**To do**
Determine the number of lines in these entries that hold the word "работников". Give the number and nothing more.

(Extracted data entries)
----
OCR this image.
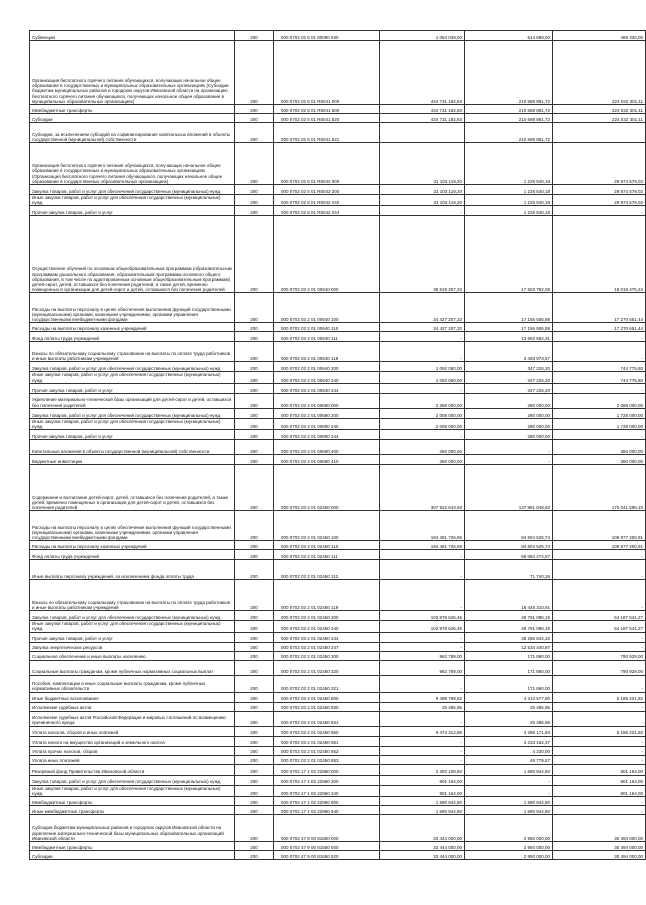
Субвенции	200	000 0702 02 5 01 80090 530	1 064 039,00	614 689,00	489 330,00
Организация бесплатного горячего питания обучающихся, получающих начальное общее образование в государственных и муниципальных образовательных организациях (Субсидии бюджетам муниципальных районов и городских округов Ивановской области на организацию бесплатного горячего питания обучающихся, получающих начальное общее образование в муниципальных образовательных организациях)	200	000 0702 02 5 01 R5041 000	434 731 182,83	210 698 881,72	224 032 301,11
Межбюджетные трансферты	200	000 0702 02 5 01 R5041 500	434 731 182,83	210 698 881,72	224 032 301,11
Субсидии	200	000 0702 02 5 01 R5041 520	434 731 182,83	210 698 881,72	224 032 301,11
Субсидии, за исключением субсидий на софинансирование капитальных вложений в объекты государственной (муниципальной) собственности	200	000 0702 02 5 01 R5041 521		210 698 881,72	
Организация бесплатного горячего питания обучающихся, получающих начальное общее образование в государственных и муниципальных образовательных организациях (Организация бесплатного горячего питания обучающихся, получающих начальное общее образование в государственных образовательных организациях)	200	000 0702 02 5 01 R5042 000	31 103 119,20	1 228 540,18	29 874 579,02
Закупка товаров, работ и услуг для обеспечения государственных (муниципальных) нужд	200	000 0702 02 5 01 R5042 200	31 103 119,20	1 228 540,18	29 874 579,02
Иные закупки товаров, работ и услуг для обеспечения государственных (муниципальных) нужд	200	000 0702 02 5 01 R5042 240	31 103 119,20	1 228 540,18	29 874 579,02
Прочая закупка товаров, работ и услуг	200	000 0702 02 5 01 R5042 244	-	1 228 540,18	-
Осуществление обучения по основным общеобразовательным программам (образовательным программам дошкольного образования, образовательным программам основного общего образования, в том числе по адаптированным основным общеобразовательным программам) детей-сирот, детей, оставшихся без попечения родителей, а также детей, временно помещенных в организации для детей-сирот и детей, оставшихся без попечения родителей	200	000 0702 03 2 01 00640 000	35 519 257,32	17 503 782,08	18 015 475,24
Расходы на выплаты персоналу в целях обеспечения выполнения функций государственными (муниципальными) органами, казенными учреждениями, органами управления государственными внебюджетными фондами	200	000 0702 03 2 01 00640 100	34 427 207,32	17 156 555,88	17 270 651,44
Расходы на выплаты персоналу казенных учреждений	200	000 0702 03 2 01 00640 110	34 427 207,32	17 156 555,88	17 270 651,44
Фонд оплаты труда учреждений	200	000 0702 03 2 01 00640 111	-	13 662 582,31	-
Взносы по обязательному социальному страхованию на выплаты по оплате труда работников и иные выплаты работникам учреждений	200	000 0702 03 2 01 00640 119	-	3 493 973,57	-
Закупка товаров, работ и услуг для обеспечения государственных (муниципальных) нужд	200	000 0702 03 2 01 00640 200	1 092 050,00	347 226,20	744 775,80
Иные закупки товаров, работ и услуг для обеспечения государственных (муниципальных) нужд	200	000 0702 03 2 01 00640 240	1 092 050,00	347 226,20	744 775,80
Прочая закупка товаров, работ и услуг	200	000 0702 03 2 01 00640 244	-	347 226,20	-
Укрепление материально-технической базы организаций для детей-сирот и детей, оставшихся без попечения родителей	200	000 0702 03 2 01 00690 000	2 368 000,00	280 000,00	2 088 000,00
Закупка товаров, работ и услуг для обеспечения государственных (муниципальных) нужд	200	000 0702 03 2 01 00690 200	2 008 000,00	280 000,00	1 728 000,00
Иные закупки товаров, работ и услуг для обеспечения государственных (муниципальных) нужд	200	000 0702 03 2 01 00690 240	2 008 000,00	280 000,00	1 728 000,00
Прочая закупка товаров, работ и услуг	200	000 0702 03 2 01 00690 244	-	280 000,00	-
Капитальные вложения в объекты государственной (муниципальной) собственности	200	000 0702 03 2 01 00690 400	360 000,00	-	360 000,00
Бюджетные инвестиции	200	000 0702 03 2 01 00690 410	360 000,00	-	360 000,00
Содержание и воспитание детей-сирот, детей, оставшихся без попечения родителей, а также детей, временно помещенных в организации для детей-сирот и детей, оставшихся без попечения родителей	200	000 0702 03 2 01 02460 000	307 922 643,93	137 881 048,83	170 041 595,10
Расходы на выплаты персоналу в целях обеспечения выполнения функций государственными (муниципальными) органами, казенными учреждениями, органами управления государственными внебюджетными фондами	200	000 0702 03 2 01 02460 100	194 481 726,65	84 604 525,74	109 877 200,91
Расходы на выплаты персоналу казенных учреждений	200	000 0702 03 2 01 02460 110	194 481 726,65	84 604 525,74	109 877 200,91
Фонд оплаты труда учреждений	200	000 0702 03 2 01 02460 111	-	66 084 474,57	-
Иные выплаты персоналу учреждений, за исключением фонда оплаты труда	200	000 0702 03 2 01 02460 112	-	71 740,26	-
Взносы по обязательному социальному страхованию на выплаты по оплате труда работников и иные выплаты работникам учреждений	200	000 0702 03 2 01 02460 119	-	18 448 310,91	-
Закупка товаров, работ и услуг для обеспечения государственных (муниципальных) нужд	200	000 0702 03 2 01 02460 200	102 978 626,46	48 791 085,19	54 187 541,27
Иные закупки товаров, работ и услуг для обеспечения государственных (муниципальных) нужд	200	000 0702 03 2 01 02460 240	102 978 626,46	48 791 085,19	54 187 541,27
Прочая закупка товаров, работ и услуг	200	000 0702 03 2 01 02460 244	-	36 256 644,32	-
Закупка энергетических ресурсов	200	000 0702 03 2 01 02460 247	-	12 534 440,87	-
Социальное обеспечение и иные выплаты населению	200	000 0702 03 2 01 02460 300	962 789,00	171 860,00	790 929,00
Социальные выплаты гражданам, кроме публичных нормативных социальных выплат	200	000 0702 03 2 01 02460 320	962 789,00	171 860,00	790 929,00
Пособия, компенсации и иные социальные выплаты гражданам, кроме публичных нормативных обязательств	200	000 0702 03 2 01 02460 321	-	171 860,00	-
Иные бюджетные ассигнования	200	000 0702 03 2 01 02460 800	9 499 799,82	4 313 577,90	5 186 221,92
Исполнение судебных актов	200	000 0702 03 2 01 02460 830	25 486,96	25 486,96	-
Исполнение судебных актов Российской Федерации и мировых соглашений по возмещению причиненного вреда	200	000 0702 03 2 01 02460 831	-	25 486,96	-
Уплата налогов, сборов и иных платежей	200	000 0702 03 2 01 02460 850	9 474 312,86	4 288 171,94	5 186 221,92
Уплата налога на имущество организаций и земельного налога	200	000 0702 03 2 01 02460 851	-	4 233 162,37	-
Уплата прочих налогов, сборов	200	000 0702 03 2 01 02460 852	-	4 230,00	-
Уплата иных платежей	200	000 0702 03 2 01 02460 853	-	48 779,57	-
Резервный фонд Правительства Ивановской области	200	000 0702 17 1 02 22960 000	2 392 108,80	1 590 944,80	801 164,00
Закупка товаров, работ и услуг для обеспечения государственных (муниципальных) нужд	200	000 0702 17 1 02 22960 200	801 164,00	-	801 164,00
Иные закупки товаров, работ и услуг для обеспечения государственных (муниципальных) нужд	200	000 0702 17 1 02 22960 240	801 164,00	-	801 164,00
Межбюджетные трансферты	200	000 0702 17 1 02 22960 500	1 590 944,80	1 590 944,80	-
Иные межбюджетные трансферты	200	000 0702 17 1 02 22960 540	1 590 944,80	1 590 944,80	-
Субсидии бюджетам муниципальных районов и городских округов Ивановской области на укрепление материально-технической базы муниципальных образовательных организаций Ивановской области	200	000 0702 47 9 00 81650 000	33 444 000,00	2 950 000,00	30 494 000,00
Межбюджетные трансферты	200	000 0702 47 9 00 81650 500	33 444 000,00	2 950 000,00	30 494 000,00
Субсидии	200	000 0702 47 9 00 81650 520	33 444 000,00	2 950 000,00	30 494 000,00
----
**Right answer**
2